» **Exercise**:
Pick out the lines containing "dice".
# Start of Supplied records
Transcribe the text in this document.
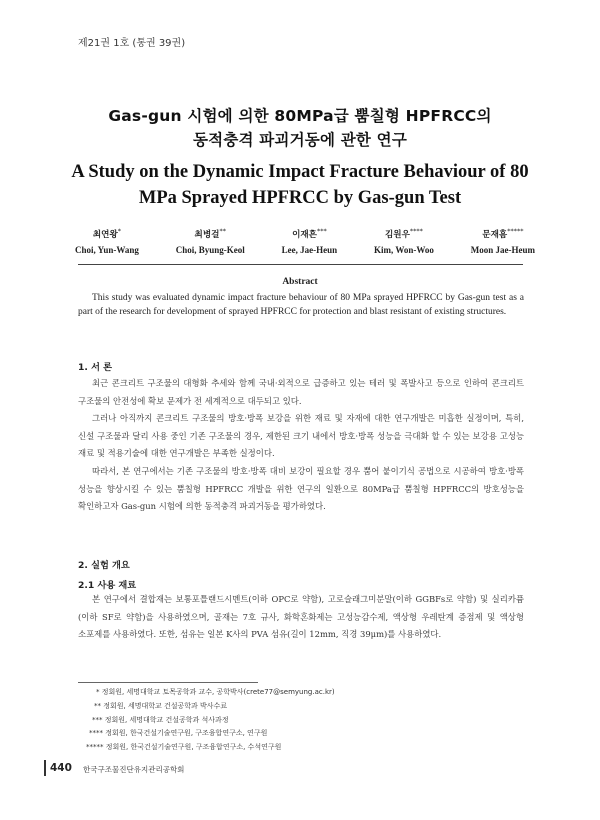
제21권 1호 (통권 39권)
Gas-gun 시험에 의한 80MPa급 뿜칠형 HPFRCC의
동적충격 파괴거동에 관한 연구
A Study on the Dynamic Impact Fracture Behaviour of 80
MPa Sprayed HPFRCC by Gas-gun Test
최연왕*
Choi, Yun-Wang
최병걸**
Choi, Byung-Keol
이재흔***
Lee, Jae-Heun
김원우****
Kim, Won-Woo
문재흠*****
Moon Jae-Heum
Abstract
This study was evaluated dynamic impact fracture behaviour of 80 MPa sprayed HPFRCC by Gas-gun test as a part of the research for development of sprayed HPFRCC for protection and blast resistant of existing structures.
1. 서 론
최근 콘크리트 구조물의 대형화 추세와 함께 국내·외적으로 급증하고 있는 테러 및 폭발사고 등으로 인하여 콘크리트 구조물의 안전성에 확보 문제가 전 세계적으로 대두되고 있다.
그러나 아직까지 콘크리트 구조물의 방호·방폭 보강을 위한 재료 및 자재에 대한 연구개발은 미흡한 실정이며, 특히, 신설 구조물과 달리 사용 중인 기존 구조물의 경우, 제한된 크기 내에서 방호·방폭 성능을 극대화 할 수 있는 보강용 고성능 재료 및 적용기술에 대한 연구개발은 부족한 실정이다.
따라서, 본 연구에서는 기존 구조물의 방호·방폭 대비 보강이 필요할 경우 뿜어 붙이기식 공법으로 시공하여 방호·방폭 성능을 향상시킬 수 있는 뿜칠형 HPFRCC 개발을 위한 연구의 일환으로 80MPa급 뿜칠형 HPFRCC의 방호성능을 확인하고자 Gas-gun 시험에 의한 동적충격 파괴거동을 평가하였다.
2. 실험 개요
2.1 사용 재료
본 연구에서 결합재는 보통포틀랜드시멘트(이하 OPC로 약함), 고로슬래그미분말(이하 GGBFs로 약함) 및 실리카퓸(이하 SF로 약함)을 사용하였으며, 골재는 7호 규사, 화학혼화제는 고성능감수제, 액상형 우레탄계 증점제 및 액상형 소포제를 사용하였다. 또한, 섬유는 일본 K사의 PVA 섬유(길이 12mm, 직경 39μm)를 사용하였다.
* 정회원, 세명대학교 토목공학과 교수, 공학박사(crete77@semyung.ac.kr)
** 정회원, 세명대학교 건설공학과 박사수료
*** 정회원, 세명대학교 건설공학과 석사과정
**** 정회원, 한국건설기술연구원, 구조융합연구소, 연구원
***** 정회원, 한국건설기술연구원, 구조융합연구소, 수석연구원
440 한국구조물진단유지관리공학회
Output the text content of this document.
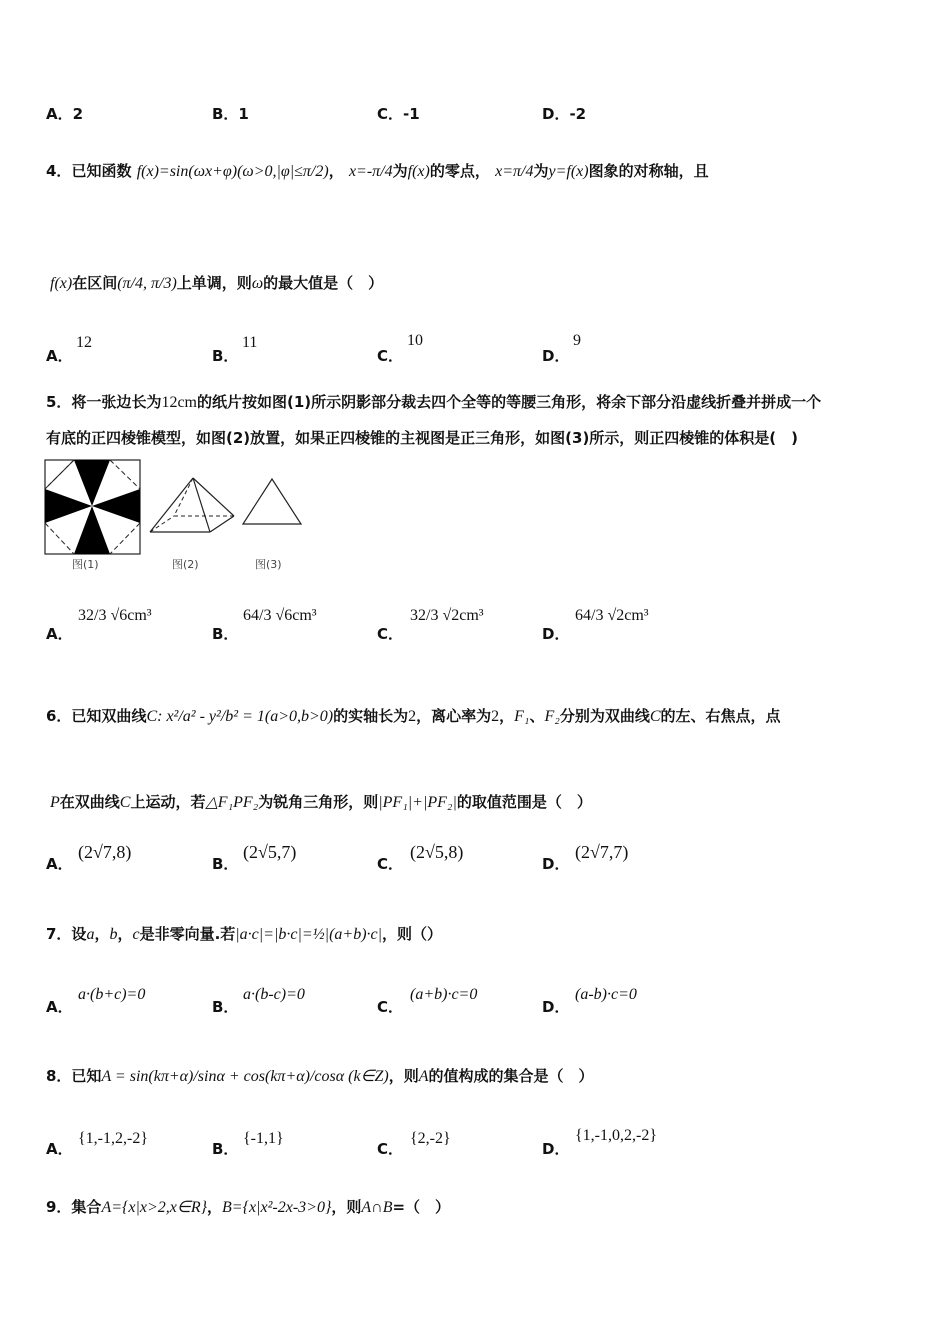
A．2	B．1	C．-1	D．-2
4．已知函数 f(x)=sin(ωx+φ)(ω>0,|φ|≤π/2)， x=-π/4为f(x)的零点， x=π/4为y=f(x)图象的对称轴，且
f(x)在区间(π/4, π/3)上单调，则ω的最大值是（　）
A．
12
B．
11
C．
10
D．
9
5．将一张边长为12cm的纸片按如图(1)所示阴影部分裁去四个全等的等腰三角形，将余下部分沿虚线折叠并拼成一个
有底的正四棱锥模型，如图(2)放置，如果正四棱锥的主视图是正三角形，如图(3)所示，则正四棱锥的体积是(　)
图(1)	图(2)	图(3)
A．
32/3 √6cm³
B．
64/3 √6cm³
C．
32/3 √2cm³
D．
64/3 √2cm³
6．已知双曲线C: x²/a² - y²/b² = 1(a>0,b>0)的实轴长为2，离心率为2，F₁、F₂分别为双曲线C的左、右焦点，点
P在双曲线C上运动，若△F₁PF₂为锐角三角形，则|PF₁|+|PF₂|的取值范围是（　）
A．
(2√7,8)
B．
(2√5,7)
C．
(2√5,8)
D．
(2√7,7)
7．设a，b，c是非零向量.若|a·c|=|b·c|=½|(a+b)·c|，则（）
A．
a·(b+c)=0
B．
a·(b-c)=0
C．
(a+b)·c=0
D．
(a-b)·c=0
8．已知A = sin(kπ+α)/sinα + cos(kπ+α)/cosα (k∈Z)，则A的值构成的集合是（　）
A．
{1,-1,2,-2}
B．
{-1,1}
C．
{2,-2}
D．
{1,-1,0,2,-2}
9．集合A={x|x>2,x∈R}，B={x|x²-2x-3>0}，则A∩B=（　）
# End of Supplied records
# Start of Supplied records
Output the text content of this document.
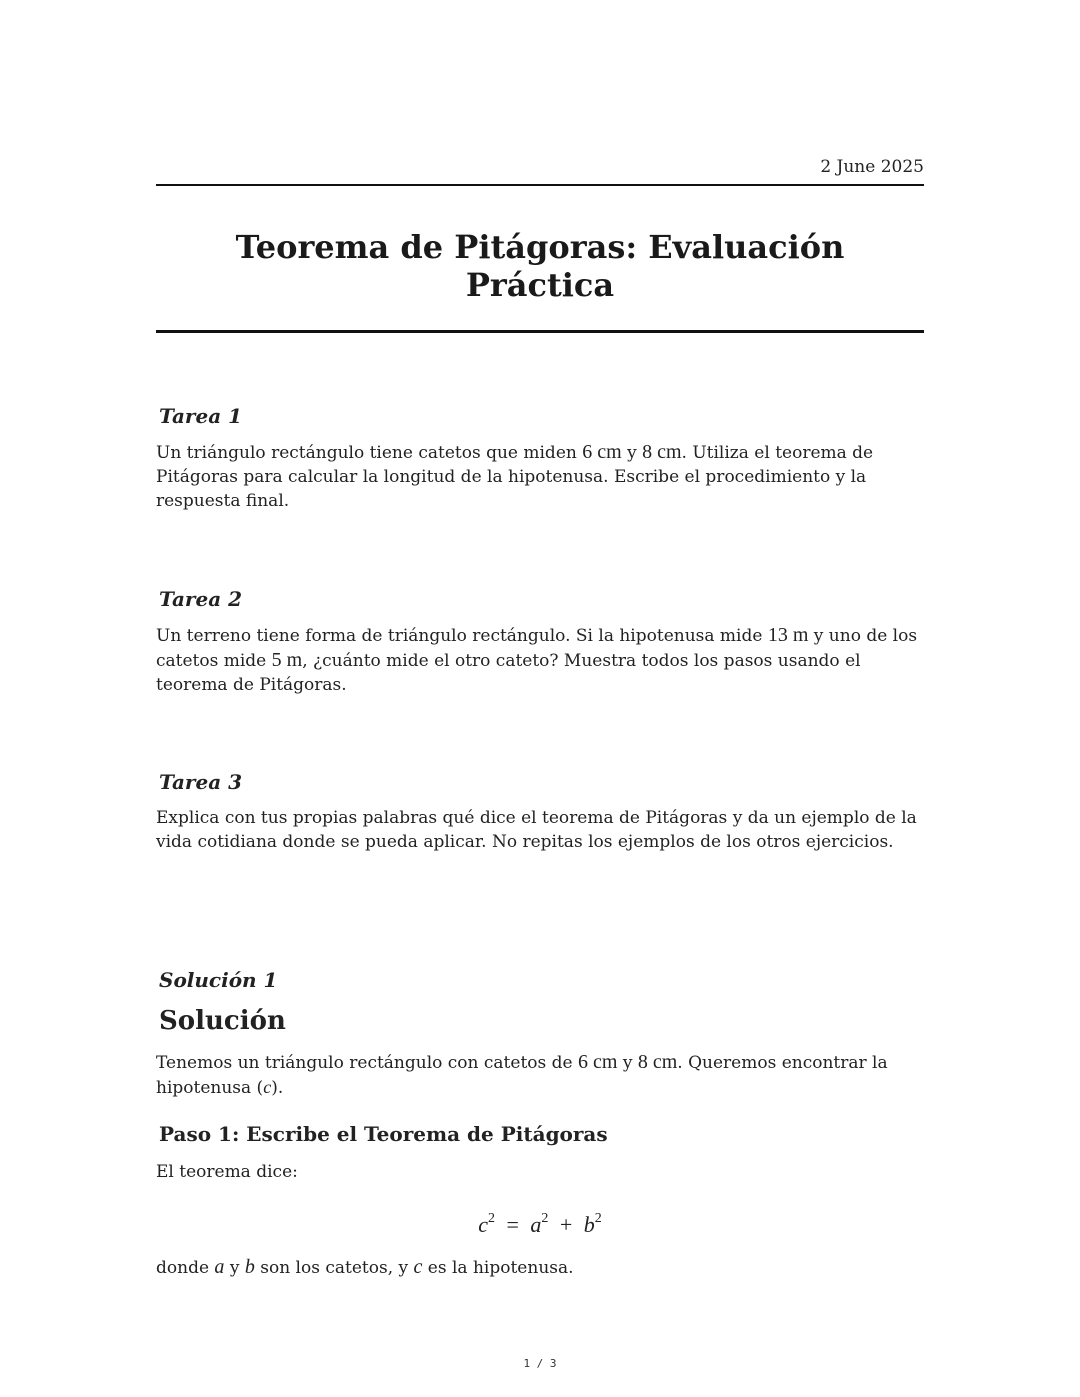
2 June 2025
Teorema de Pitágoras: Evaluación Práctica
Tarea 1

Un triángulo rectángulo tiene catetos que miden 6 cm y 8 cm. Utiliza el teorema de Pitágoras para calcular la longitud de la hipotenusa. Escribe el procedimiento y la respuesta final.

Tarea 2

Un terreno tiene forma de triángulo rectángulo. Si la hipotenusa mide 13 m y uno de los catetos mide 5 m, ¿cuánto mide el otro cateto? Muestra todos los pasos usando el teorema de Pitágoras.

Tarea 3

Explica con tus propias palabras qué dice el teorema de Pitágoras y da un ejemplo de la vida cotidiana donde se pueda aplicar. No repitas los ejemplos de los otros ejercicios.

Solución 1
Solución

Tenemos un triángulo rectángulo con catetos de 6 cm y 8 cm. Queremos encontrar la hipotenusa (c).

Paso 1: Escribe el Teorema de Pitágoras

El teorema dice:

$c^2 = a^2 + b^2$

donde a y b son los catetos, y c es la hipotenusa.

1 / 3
# End of Supplied records
» **Solution to this exercise**:
Explica con tus propias palabras qué dice el teorema de Pitágoras y da un ejemplo de la vida cotidiana donde se pueda aplicar. No repitas los ejemplos de los otros ejercicios.
El teorema dice:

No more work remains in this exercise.